• **Exercise data**
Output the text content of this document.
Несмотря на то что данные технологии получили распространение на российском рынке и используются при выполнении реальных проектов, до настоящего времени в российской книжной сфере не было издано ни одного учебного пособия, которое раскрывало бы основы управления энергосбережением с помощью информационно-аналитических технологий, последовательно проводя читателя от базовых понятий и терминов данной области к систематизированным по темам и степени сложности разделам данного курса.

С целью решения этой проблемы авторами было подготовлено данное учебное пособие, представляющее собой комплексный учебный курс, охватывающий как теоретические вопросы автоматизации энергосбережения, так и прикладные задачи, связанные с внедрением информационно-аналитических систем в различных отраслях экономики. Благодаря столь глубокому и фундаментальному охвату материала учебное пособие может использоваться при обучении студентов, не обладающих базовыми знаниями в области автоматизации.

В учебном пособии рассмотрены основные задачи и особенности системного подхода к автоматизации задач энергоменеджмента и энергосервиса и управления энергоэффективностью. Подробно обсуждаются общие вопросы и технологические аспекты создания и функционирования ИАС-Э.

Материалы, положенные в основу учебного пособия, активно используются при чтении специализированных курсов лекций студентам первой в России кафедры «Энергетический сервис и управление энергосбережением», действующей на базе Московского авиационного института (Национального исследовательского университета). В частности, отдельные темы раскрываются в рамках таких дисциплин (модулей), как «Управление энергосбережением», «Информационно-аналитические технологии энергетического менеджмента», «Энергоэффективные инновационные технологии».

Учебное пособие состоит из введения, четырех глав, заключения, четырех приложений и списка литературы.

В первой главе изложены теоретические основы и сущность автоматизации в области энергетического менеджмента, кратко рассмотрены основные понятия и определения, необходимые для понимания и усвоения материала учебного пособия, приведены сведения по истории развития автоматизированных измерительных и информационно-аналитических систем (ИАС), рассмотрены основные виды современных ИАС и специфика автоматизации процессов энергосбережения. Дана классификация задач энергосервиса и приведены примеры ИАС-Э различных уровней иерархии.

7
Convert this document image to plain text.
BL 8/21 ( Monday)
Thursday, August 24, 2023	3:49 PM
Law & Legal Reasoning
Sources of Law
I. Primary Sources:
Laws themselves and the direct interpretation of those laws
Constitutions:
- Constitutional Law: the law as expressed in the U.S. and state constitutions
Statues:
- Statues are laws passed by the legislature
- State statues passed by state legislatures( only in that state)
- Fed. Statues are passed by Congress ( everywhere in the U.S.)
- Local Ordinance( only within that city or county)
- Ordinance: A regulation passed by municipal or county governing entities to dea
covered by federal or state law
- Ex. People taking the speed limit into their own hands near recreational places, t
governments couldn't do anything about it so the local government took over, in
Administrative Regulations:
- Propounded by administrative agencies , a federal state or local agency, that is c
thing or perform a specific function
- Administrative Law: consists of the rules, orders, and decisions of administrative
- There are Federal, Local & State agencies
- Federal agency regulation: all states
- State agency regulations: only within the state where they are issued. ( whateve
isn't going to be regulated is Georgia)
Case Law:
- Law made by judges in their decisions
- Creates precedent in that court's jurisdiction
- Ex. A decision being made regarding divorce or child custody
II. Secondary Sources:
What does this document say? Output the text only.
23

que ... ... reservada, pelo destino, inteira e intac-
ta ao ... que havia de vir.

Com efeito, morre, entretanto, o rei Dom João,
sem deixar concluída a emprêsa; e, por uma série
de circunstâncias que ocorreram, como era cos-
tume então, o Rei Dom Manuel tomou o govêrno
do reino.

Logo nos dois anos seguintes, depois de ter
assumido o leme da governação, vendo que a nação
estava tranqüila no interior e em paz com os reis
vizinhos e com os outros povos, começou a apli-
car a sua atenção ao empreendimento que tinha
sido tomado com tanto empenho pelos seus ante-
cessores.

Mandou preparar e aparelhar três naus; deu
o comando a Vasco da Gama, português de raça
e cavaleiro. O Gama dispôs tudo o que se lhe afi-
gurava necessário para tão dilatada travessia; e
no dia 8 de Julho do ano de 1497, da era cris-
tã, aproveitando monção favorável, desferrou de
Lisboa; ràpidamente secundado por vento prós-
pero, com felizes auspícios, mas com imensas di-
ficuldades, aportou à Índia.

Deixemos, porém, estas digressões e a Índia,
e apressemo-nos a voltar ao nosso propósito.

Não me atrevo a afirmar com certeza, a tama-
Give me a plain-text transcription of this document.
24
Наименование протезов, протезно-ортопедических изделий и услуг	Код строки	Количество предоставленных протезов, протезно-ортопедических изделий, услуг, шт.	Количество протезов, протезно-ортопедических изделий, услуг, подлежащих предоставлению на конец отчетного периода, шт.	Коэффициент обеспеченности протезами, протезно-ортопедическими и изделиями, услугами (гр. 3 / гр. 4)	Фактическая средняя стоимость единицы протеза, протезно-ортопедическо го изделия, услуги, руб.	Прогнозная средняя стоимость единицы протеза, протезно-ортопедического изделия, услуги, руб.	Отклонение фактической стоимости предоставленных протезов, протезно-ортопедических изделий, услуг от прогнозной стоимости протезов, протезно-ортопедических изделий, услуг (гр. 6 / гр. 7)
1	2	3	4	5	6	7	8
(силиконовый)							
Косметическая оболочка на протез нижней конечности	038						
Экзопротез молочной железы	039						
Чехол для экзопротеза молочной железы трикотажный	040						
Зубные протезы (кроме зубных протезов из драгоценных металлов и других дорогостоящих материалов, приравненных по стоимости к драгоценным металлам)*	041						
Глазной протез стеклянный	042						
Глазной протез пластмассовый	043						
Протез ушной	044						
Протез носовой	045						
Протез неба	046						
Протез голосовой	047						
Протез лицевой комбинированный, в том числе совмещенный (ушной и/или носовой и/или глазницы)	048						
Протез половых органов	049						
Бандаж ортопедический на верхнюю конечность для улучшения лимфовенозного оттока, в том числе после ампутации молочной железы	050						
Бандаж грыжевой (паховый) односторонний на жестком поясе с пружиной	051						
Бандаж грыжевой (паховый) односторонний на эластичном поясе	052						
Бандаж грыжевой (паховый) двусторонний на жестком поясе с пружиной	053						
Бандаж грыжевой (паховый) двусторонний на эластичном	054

• **Your instructions**
Transcribe each entry exactly.

• **Answer to this exercise**
Output the text content of this document.
Несмотря на то что данные технологии получили распространение на российском рынке и используются при выполнении реальных проектов, до настоящего времени в российской книжной сфере не было издано ни одного учебного пособия, которое раскрывало бы основы управления энергосбережением с помощью информационно-аналитических технологий, последовательно проводя читателя от базовых понятий и терминов данной области к систематизированным по темам и степени сложности разделам данного курса.

С целью решения этой проблемы авторами было подготовлено данное учебное пособие, представляющее собой комплексный учебный курс, охватывающий как теоретические вопросы автоматизации энергосбережения, так и прикладные задачи, связанные с внедрением информационно-аналитических систем в различных отраслях экономики. Благодаря столь глубокому и фундаментальному охвату материала учебное пособие может использоваться при обучении студентов, не обладающих базовыми знаниями в области автоматизации.

В учебном пособии рассмотрены основные задачи и особенности системного подхода к автоматизации задач энергоменеджмента и энергосервиса и управления энергоэффективностью. Подробно обсуждаются общие вопросы и технологические аспекты создания и функционирования ИАС-Э.

Материалы, положенные в основу учебного пособия, активно используются при чтении специализированных курсов лекций студентам первой в России кафедры «Энергетический сервис и управление энергосбережением», действующей на базе Московского авиационного института (Национального исследовательского университета). В частности, отдельные темы раскрываются в рамках таких дисциплин (модулей), как «Управление энергосбережением», «Информационно-аналитические технологии энергетического менеджмента», «Энергоэффективные инновационные технологии».

Учебное пособие состоит из введения, четырех глав, заключения, четырех приложений и списка литературы.

В первой главе изложены теоретические основы и сущность автоматизации в области энергетического менеджмента, кратко рассмотрены основные понятия и определения, необходимые для понимания и усвоения материала учебного пособия, приведены сведения по истории развития автоматизированных измерительных и информационно-аналитических систем (ИАС), рассмотрены основные виды современных ИАС и специфика автоматизации процессов энергосбережения. Дана классификация задач энергосервиса и приведены примеры ИАС-Э различных уровней иерархии.

7
Convert this document image to plain text.
BL 8/21 ( Monday)
Thursday, August 24, 2023	3:49 PM
Law & Legal Reasoning
Sources of Law
I. Primary Sources:
Laws themselves and the direct interpretation of those laws
Constitutions:
- Constitutional Law: the law as expressed in the U.S. and state constitutions
Statues:
- Statues are laws passed by the legislature
- State statues passed by state legislatures( only in that state)
- Fed. Statues are passed by Congress ( everywhere in the U.S.)
- Local Ordinance( only within that city or county)
- Ordinance: A regulation passed by municipal or county governing entities to dea
covered by federal or state law
- Ex. People taking the speed limit into their own hands near recreational places, t
governments couldn't do anything about it so the local government took over, in
Administrative Regulations:
- Propounded by administrative agencies , a federal state or local agency, that is c
thing or perform a specific function
- Administrative Law: consists of the rules, orders, and decisions of administrative
- There are Federal, Local & State agencies
- Federal agency regulation: all states
- State agency regulations: only within the state where they are issued. ( whateve
isn't going to be regulated is Georgia)
Case Law:
- Law made by judges in their decisions
- Creates precedent in that court's jurisdiction
- Ex. A decision being made regarding divorce or child custody
II. Secondary Sources:
What does this document say? Output the text only.
23

que ... ... reservada, pelo destino, inteira e intac-
ta ao ... que havia de vir.

Com efeito, morre, entretanto, o rei Dom João,
sem deixar concluída a emprêsa; e, por uma série
de circunstâncias que ocorreram, como era cos-
tume então, o Rei Dom Manuel tomou o govêrno
do reino.

Logo nos dois anos seguintes, depois de ter
assumido o leme da governação, vendo que a nação
estava tranqüila no interior e em paz com os reis
vizinhos e com os outros povos, começou a apli-
car a sua atenção ao empreendimento que tinha
sido tomado com tanto empenho pelos seus ante-
cessores.

Mandou preparar e aparelhar três naus; deu
o comando a Vasco da Gama, português de raça
e cavaleiro. O Gama dispôs tudo o que se lhe afi-
gurava necessário para tão dilatada travessia; e
no dia 8 de Julho do ano de 1497, da era cris-
tã, aproveitando monção favorável, desferrou de
Lisboa; ràpidamente secundado por vento prós-
pero, com felizes auspícios, mas com imensas di-
ficuldades, aportou à Índia.

Deixemos, porém, estas digressões e a Índia,
e apressemo-nos a voltar ao nosso propósito.

Não me atrevo a afirmar com certeza, a tama-
Give me a plain-text transcription of this document.
24
Наименование протезов, протезно-ортопедических изделий и услуг	Код строки	Количество предоставленных протезов, протезно-ортопедических изделий, услуг, шт.	Количество протезов, протезно-ортопедических изделий, услуг, подлежащих предоставлению на конец отчетного периода, шт.	Коэффициент обеспеченности протезами, протезно-ортопедическими и изделиями, услугами (гр. 3 / гр. 4)	Фактическая средняя стоимость единицы протеза, протезно-ортопедическо го изделия, услуги, руб.	Прогнозная средняя стоимость единицы протеза, протезно-ортопедического изделия, услуги, руб.	Отклонение фактической стоимости предоставленных протезов, протезно-ортопедических изделий, услуг от прогнозной стоимости протезов, протезно-ортопедических изделий, услуг (гр. 6 / гр. 7)
1	2	3	4	5	6	7	8
(силиконовый)							
Косметическая оболочка на протез нижней конечности	038						
Экзопротез молочной железы	039						
Чехол для экзопротеза молочной железы трикотажный	040						
Зубные протезы (кроме зубных протезов из драгоценных металлов и других дорогостоящих материалов, приравненных по стоимости к драгоценным металлам)*	041						
Глазной протез стеклянный	042						
Глазной протез пластмассовый	043						
Протез ушной	044						
Протез носовой	045						
Протез неба	046						
Протез голосовой	047						
Протез лицевой комбинированный, в том числе совмещенный (ушной и/или носовой и/или глазницы)	048						
Протез половых органов	049						
Бандаж ортопедический на верхнюю конечность для улучшения лимфовенозного оттока, в том числе после ампутации молочной железы	050						
Бандаж грыжевой (паховый) односторонний на жестком поясе с пружиной	051						
Бандаж грыжевой (паховый) односторонний на эластичном поясе	052						
Бандаж грыжевой (паховый) двусторонний на жестком поясе с пружиной	053						
Бандаж грыжевой (паховый) двусторонний на эластичном	054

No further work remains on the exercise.